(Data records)
========
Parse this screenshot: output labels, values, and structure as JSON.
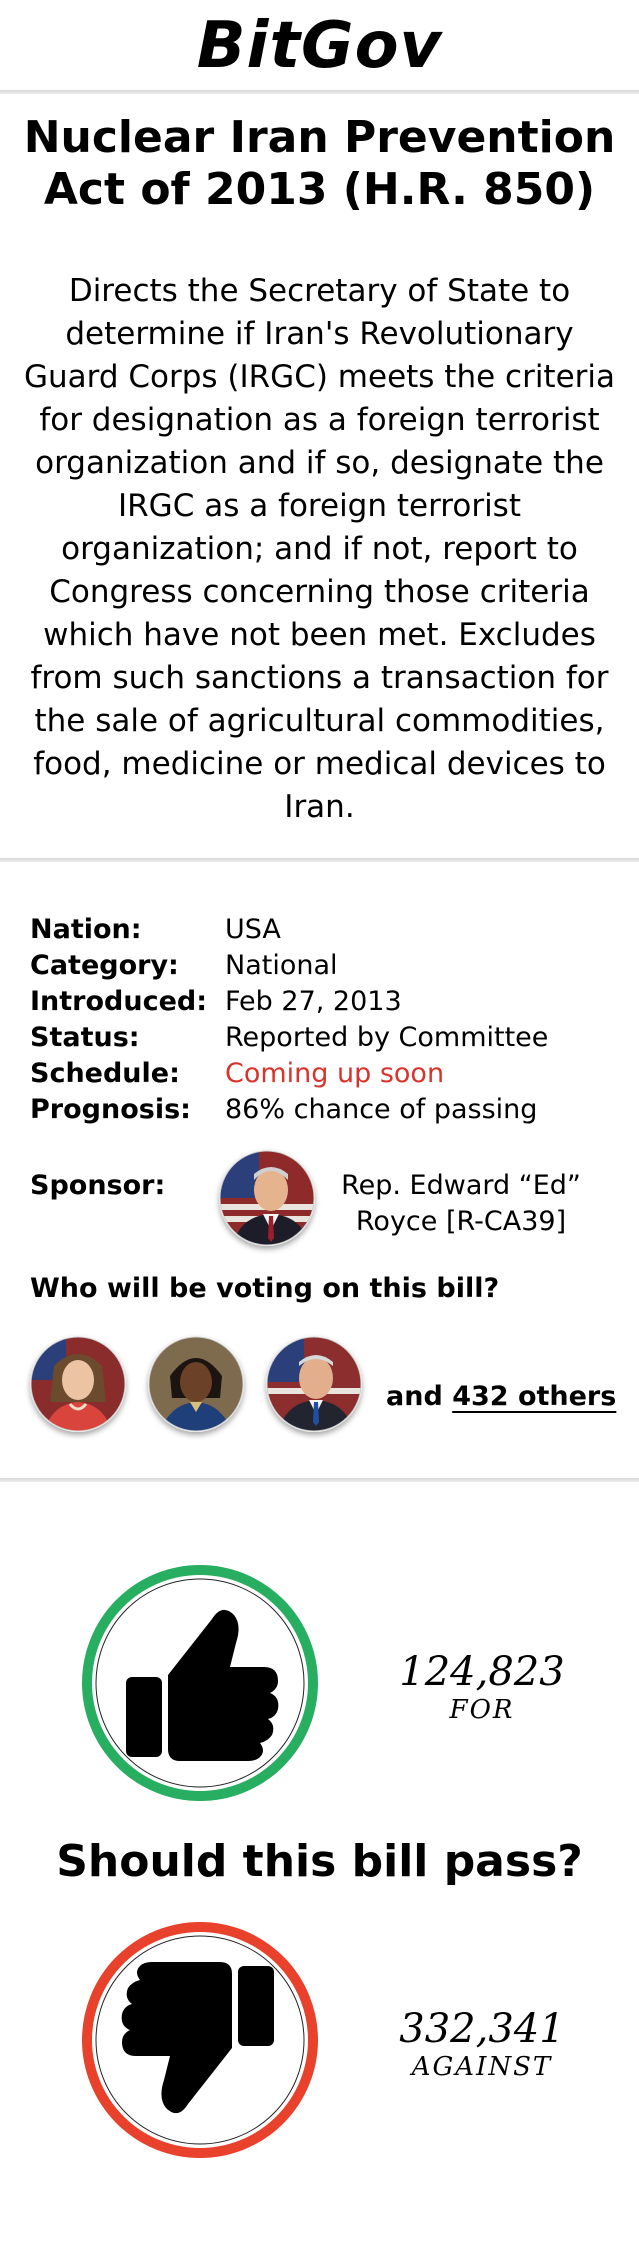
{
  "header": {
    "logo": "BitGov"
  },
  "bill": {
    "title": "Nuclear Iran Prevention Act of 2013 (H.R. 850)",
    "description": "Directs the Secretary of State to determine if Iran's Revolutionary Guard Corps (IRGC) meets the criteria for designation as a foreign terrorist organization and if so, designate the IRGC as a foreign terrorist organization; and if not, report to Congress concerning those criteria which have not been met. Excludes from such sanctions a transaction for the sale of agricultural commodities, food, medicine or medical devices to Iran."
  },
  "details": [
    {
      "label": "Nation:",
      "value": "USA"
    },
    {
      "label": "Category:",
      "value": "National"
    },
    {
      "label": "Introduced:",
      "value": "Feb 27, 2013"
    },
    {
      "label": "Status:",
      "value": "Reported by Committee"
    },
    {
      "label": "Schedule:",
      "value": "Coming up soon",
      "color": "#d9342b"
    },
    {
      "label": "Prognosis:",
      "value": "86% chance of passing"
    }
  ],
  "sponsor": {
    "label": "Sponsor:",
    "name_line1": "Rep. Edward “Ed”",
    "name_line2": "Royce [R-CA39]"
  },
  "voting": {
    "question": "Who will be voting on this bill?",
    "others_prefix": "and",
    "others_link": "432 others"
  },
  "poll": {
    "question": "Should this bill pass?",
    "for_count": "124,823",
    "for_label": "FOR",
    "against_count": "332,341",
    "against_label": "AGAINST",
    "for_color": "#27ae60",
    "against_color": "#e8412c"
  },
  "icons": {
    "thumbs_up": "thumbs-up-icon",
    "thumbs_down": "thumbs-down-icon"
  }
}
========
| SET PROBLEM |
Of the lines in this material, state how many hold the string "voting". Write no other words.

| EXERCISE OUTPUT |
2